Problem to solve – Reproduce every entry below precisely; do not include the pictures.

Collected data entries
* * * *

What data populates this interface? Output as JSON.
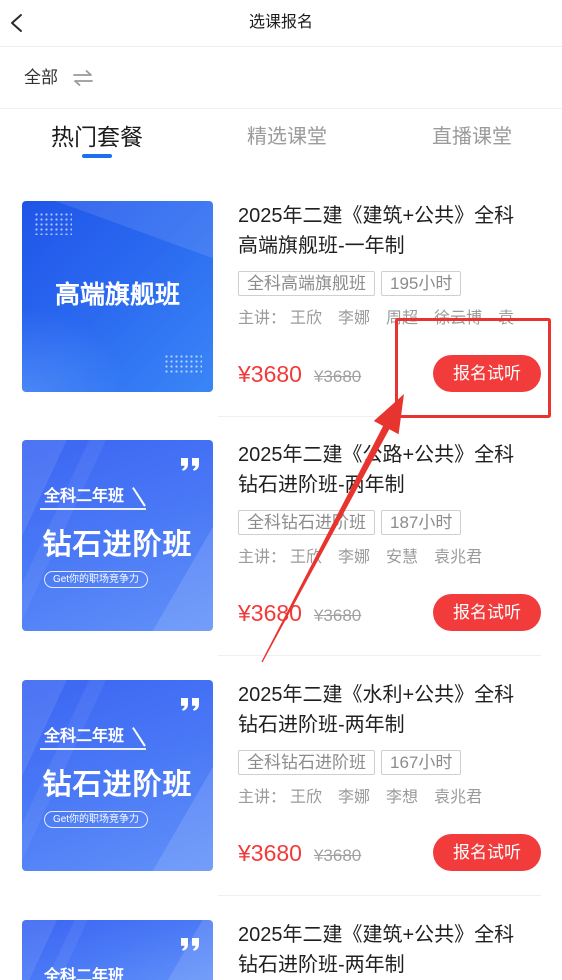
{
  "header": {
    "title": "选课报名",
    "back_icon": "chevron-left-icon"
  },
  "filter": {
    "label": "全部",
    "icon": "swap-icon"
  },
  "tabs": [
    {
      "label": "热门套餐",
      "active": true
    },
    {
      "label": "精选课堂",
      "active": false
    },
    {
      "label": "直播课堂",
      "active": false
    }
  ],
  "courses": [
    {
      "thumbnail": {
        "title": "高端旗舰班"
      },
      "title_line1": "2025年二建《建筑+公共》全科",
      "title_line2": "高端旗舰班-一年制",
      "tags": [
        "全科高端旗舰班",
        "195小时"
      ],
      "teachers_label": "主讲：",
      "teachers": [
        "王欣",
        "李娜",
        "周超",
        "徐云博",
        "袁"
      ],
      "price": "¥3680",
      "original_price": "¥3680",
      "button": "报名试听"
    },
    {
      "thumbnail": {
        "badge": "全科二年班",
        "title": "钻石进阶班",
        "slogan": "Get你的职场竞争力",
        "icon": "quote-icon"
      },
      "title_line1": "2025年二建《公路+公共》全科",
      "title_line2": "钻石进阶班-两年制",
      "tags": [
        "全科钻石进阶班",
        "187小时"
      ],
      "teachers_label": "主讲：",
      "teachers": [
        "王欣",
        "李娜",
        "安慧",
        "袁兆君"
      ],
      "price": "¥3680",
      "original_price": "¥3680",
      "button": "报名试听"
    },
    {
      "thumbnail": {
        "badge": "全科二年班",
        "title": "钻石进阶班",
        "slogan": "Get你的职场竞争力",
        "icon": "quote-icon"
      },
      "title_line1": "2025年二建《水利+公共》全科",
      "title_line2": "钻石进阶班-两年制",
      "tags": [
        "全科钻石进阶班",
        "167小时"
      ],
      "teachers_label": "主讲：",
      "teachers": [
        "王欣",
        "李娜",
        "李想",
        "袁兆君"
      ],
      "price": "¥3680",
      "original_price": "¥3680",
      "button": "报名试听"
    },
    {
      "thumbnail": {
        "badge": "全科二年班",
        "icon": "quote-icon"
      },
      "title_line1": "2025年二建《建筑+公共》全科",
      "title_line2": "钻石进阶班-两年制"
    }
  ],
  "colors": {
    "accent_blue": "#1d6ff0",
    "price_red": "#f23a3a",
    "button_red": "#f23c3c",
    "annotation_red": "#e8342f"
  }
}
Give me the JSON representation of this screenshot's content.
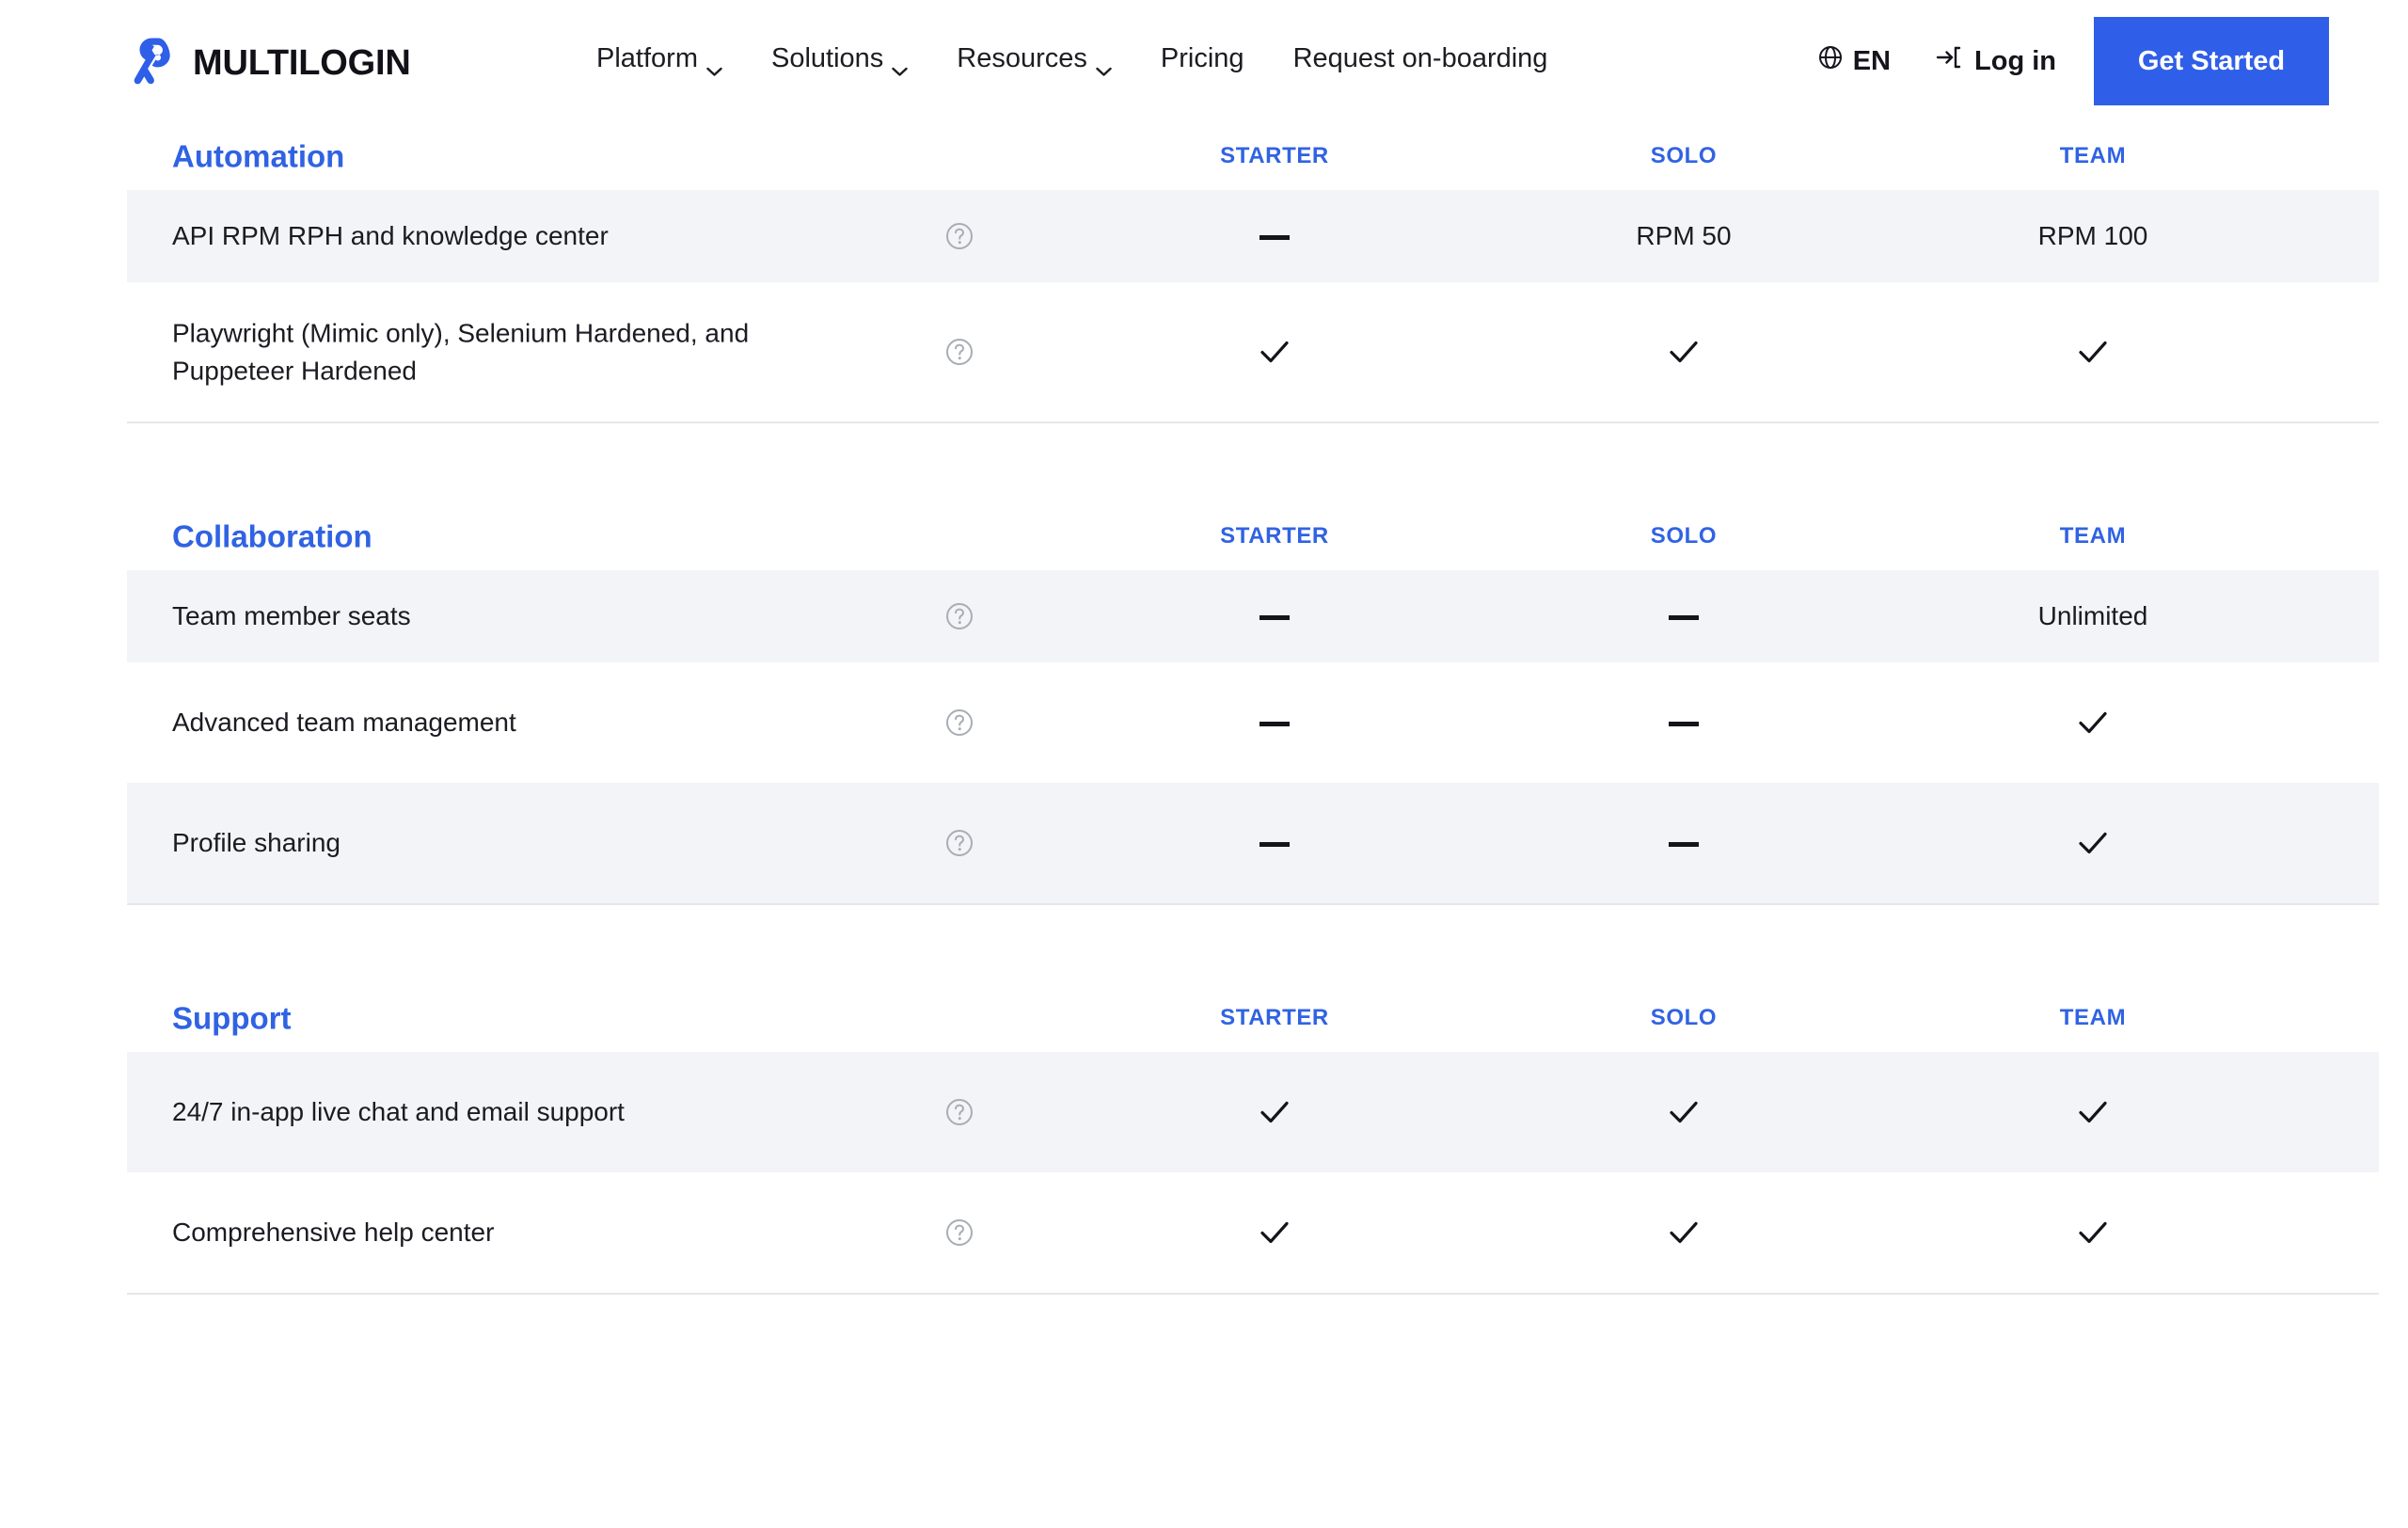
{
  "brand": {
    "name": "MULTILOGIN",
    "logo_icon": "multilogin-ribbon-logo",
    "accent_color": "#2f5fe8",
    "heading_color": "#3063e3"
  },
  "header": {
    "nav": [
      {
        "label": "Platform",
        "has_caret": true,
        "icon": "chevron-down-icon"
      },
      {
        "label": "Solutions",
        "has_caret": true,
        "icon": "chevron-down-icon"
      },
      {
        "label": "Resources",
        "has_caret": true,
        "icon": "chevron-down-icon"
      },
      {
        "label": "Pricing",
        "has_caret": false,
        "icon": ""
      },
      {
        "label": "Request on-boarding",
        "has_caret": false,
        "icon": ""
      }
    ],
    "language": {
      "label": "EN",
      "icon": "globe-icon"
    },
    "login": {
      "label": "Log in",
      "icon": "login-arrow-icon"
    },
    "cta": {
      "label": "Get Started"
    }
  },
  "table": {
    "columns": [
      "STARTER",
      "SOLO",
      "TEAM"
    ],
    "help_icon": "question-circle-icon",
    "check_icon": "checkmark-icon",
    "dash_icon": "dash-icon",
    "sections": [
      {
        "title": "Automation",
        "rows": [
          {
            "label": "API RPM RPH and knowledge center",
            "shaded": true,
            "height": 98,
            "values": [
              {
                "type": "dash",
                "text": ""
              },
              {
                "type": "text",
                "text": "RPM 50"
              },
              {
                "type": "text",
                "text": "RPM 100"
              }
            ]
          },
          {
            "label": "Playwright (Mimic only), Selenium Hardened, and Puppeteer Hardened",
            "shaded": false,
            "height": 148,
            "values": [
              {
                "type": "check",
                "text": ""
              },
              {
                "type": "check",
                "text": ""
              },
              {
                "type": "check",
                "text": ""
              }
            ]
          }
        ]
      },
      {
        "title": "Collaboration",
        "rows": [
          {
            "label": "Team member seats",
            "shaded": true,
            "height": 98,
            "values": [
              {
                "type": "dash",
                "text": ""
              },
              {
                "type": "dash",
                "text": ""
              },
              {
                "type": "text",
                "text": "Unlimited"
              }
            ]
          },
          {
            "label": "Advanced team management",
            "shaded": false,
            "height": 128,
            "values": [
              {
                "type": "dash",
                "text": ""
              },
              {
                "type": "dash",
                "text": ""
              },
              {
                "type": "check",
                "text": ""
              }
            ]
          },
          {
            "label": "Profile sharing",
            "shaded": true,
            "height": 128,
            "values": [
              {
                "type": "dash",
                "text": ""
              },
              {
                "type": "dash",
                "text": ""
              },
              {
                "type": "check",
                "text": ""
              }
            ]
          }
        ]
      },
      {
        "title": "Support",
        "rows": [
          {
            "label": "24/7 in-app live chat and email support",
            "shaded": true,
            "height": 128,
            "values": [
              {
                "type": "check",
                "text": ""
              },
              {
                "type": "check",
                "text": ""
              },
              {
                "type": "check",
                "text": ""
              }
            ]
          },
          {
            "label": "Comprehensive help center",
            "shaded": false,
            "height": 128,
            "values": [
              {
                "type": "check",
                "text": ""
              },
              {
                "type": "check",
                "text": ""
              },
              {
                "type": "check",
                "text": ""
              }
            ]
          }
        ]
      }
    ]
  }
}
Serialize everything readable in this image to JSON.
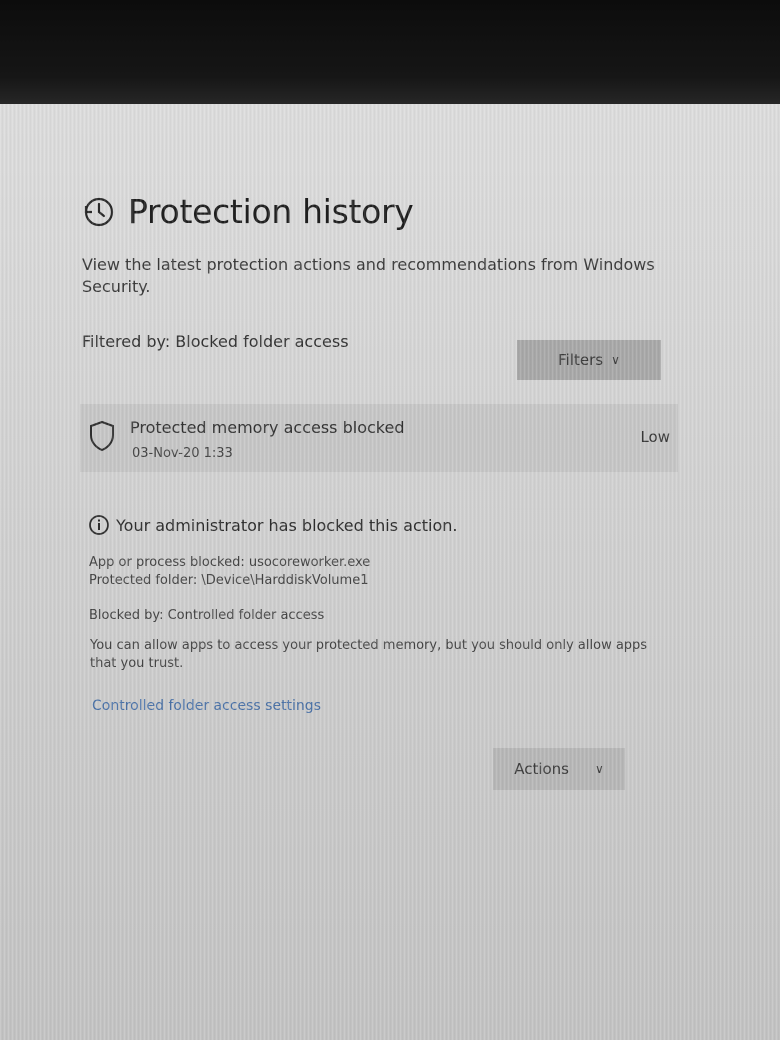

* * * *

Task result –
What data populates this interface? Output as JSON.
{
  "header": {
    "title": "选课报名",
    "back_icon": "chevron-left-icon"
  },
  "filter": {
    "label": "全部",
    "icon": "swap-icon"
  },
  "tabs": [
    {
      "label": "热门套餐",
      "active": true
    },
    {
      "label": "精选课堂",
      "active": false
    },
    {
      "label": "直播课堂",
      "active": false
    }
  ],
  "courses": [
    {
      "thumbnail": {
        "title": "高端旗舰班"
      },
      "title_line1": "2025年二建《建筑+公共》全科",
      "title_line2": "高端旗舰班-一年制",
      "tags": [
        "全科高端旗舰班",
        "195小时"
      ],
      "teachers_label": "主讲：",
      "teachers": [
        "王欣",
        "李娜",
        "周超",
        "徐云博",
        "袁"
      ],
      "price": "¥3680",
      "original_price": "¥3680",
      "button": "报名试听"
    },
    {
      "thumbnail": {
        "badge": "全科二年班",
        "title": "钻石进阶班",
        "slogan": "Get你的职场竞争力",
        "icon": "quote-icon"
      },
      "title_line1": "2025年二建《公路+公共》全科",
      "title_line2": "钻石进阶班-两年制",
      "tags": [
        "全科钻石进阶班",
        "187小时"
      ],
      "teachers_label": "主讲：",
      "teachers": [
        "王欣",
        "李娜",
        "安慧",
        "袁兆君"
      ],
      "price": "¥3680",
      "original_price": "¥3680",
      "button": "报名试听"
    },
    {
      "thumbnail": {
        "badge": "全科二年班",
        "title": "钻石进阶班",
        "slogan": "Get你的职场竞争力",
        "icon": "quote-icon"
      },
      "title_line1": "2025年二建《水利+公共》全科",
      "title_line2": "钻石进阶班-两年制",
      "tags": [
        "全科钻石进阶班",
        "167小时"
      ],
      "teachers_label": "主讲：",
      "teachers": [
        "王欣",
        "李娜",
        "李想",
        "袁兆君"
      ],
      "price": "¥3680",
      "original_price": "¥3680",
      "button": "报名试听"
    },
    {
      "thumbnail": {
        "badge": "全科二年班",
        "icon": "quote-icon"
      },
      "title_line1": "2025年二建《建筑+公共》全科",
      "title_line2": "钻石进阶班-两年制"
    }
  ],
  "colors": {
    "accent_blue": "#1d6ff0",
    "price_red": "#f23a3a",
    "button_red": "#f23c3c",
    "annotation_red": "#e8342f"
  }
}
Give me the JSON representation of this screenshot's content.
{
  "brand": {
    "name": "MULTILOGIN",
    "logo_icon": "multilogin-ribbon-logo",
    "accent_color": "#2f5fe8",
    "heading_color": "#3063e3"
  },
  "header": {
    "nav": [
      {
        "label": "Platform",
        "has_caret": true,
        "icon": "chevron-down-icon"
      },
      {
        "label": "Solutions",
        "has_caret": true,
        "icon": "chevron-down-icon"
      },
      {
        "label": "Resources",
        "has_caret": true,
        "icon": "chevron-down-icon"
      },
      {
        "label": "Pricing",
        "has_caret": false,
        "icon": ""
      },
      {
        "label": "Request on-boarding",
        "has_caret": false,
        "icon": ""
      }
    ],
    "language": {
      "label": "EN",
      "icon": "globe-icon"
    },
    "login": {
      "label": "Log in",
      "icon": "login-arrow-icon"
    },
    "cta": {
      "label": "Get Started"
    }
  },
  "table": {
    "columns": [
      "STARTER",
      "SOLO",
      "TEAM"
    ],
    "help_icon": "question-circle-icon",
    "check_icon": "checkmark-icon",
    "dash_icon": "dash-icon",
    "sections": [
      {
        "title": "Automation",
        "rows": [
          {
            "label": "API RPM RPH and knowledge center",
            "shaded": true,
            "height": 98,
            "values": [
              {
                "type": "dash",
                "text": ""
              },
              {
                "type": "text",
                "text": "RPM 50"
              },
              {
                "type": "text",
                "text": "RPM 100"
              }
            ]
          },
          {
            "label": "Playwright (Mimic only), Selenium Hardened, and Puppeteer Hardened",
            "shaded": false,
            "height": 148,
            "values": [
              {
                "type": "check",
                "text": ""
              },
              {
                "type": "check",
                "text": ""
              },
              {
                "type": "check",
                "text": ""
              }
            ]
          }
        ]
      },
      {
        "title": "Collaboration",
        "rows": [
          {
            "label": "Team member seats",
            "shaded": true,
            "height": 98,
            "values": [
              {
                "type": "dash",
                "text": ""
              },
              {
                "type": "dash",
                "text": ""
              },
              {
                "type": "text",
                "text": "Unlimited"
              }
            ]
          },
          {
            "label": "Advanced team management",
            "shaded": false,
            "height": 128,
            "values": [
              {
                "type": "dash",
                "text": ""
              },
              {
                "type": "dash",
                "text": ""
              },
              {
                "type": "check",
                "text": ""
              }
            ]
          },
          {
            "label": "Profile sharing",
            "shaded": true,
            "height": 128,
            "values": [
              {
                "type": "dash",
                "text": ""
              },
              {
                "type": "dash",
                "text": ""
              },
              {
                "type": "check",
                "text": ""
              }
            ]
          }
        ]
      },
      {
        "title": "Support",
        "rows": [
          {
            "label": "24/7 in-app live chat and email support",
            "shaded": true,
            "height": 128,
            "values": [
              {
                "type": "check",
                "text": ""
              },
              {
                "type": "check",
                "text": ""
              },
              {
                "type": "check",
                "text": ""
              }
            ]
          },
          {
            "label": "Comprehensive help center",
            "shaded": false,
            "height": 128,
            "values": [
              {
                "type": "check",
                "text": ""
              },
              {
                "type": "check",
                "text": ""
              },
              {
                "type": "check",
                "text": ""
              }
            ]
          }
        ]
      }
    ]
  }
}
Serialize everything readable in this image to JSON.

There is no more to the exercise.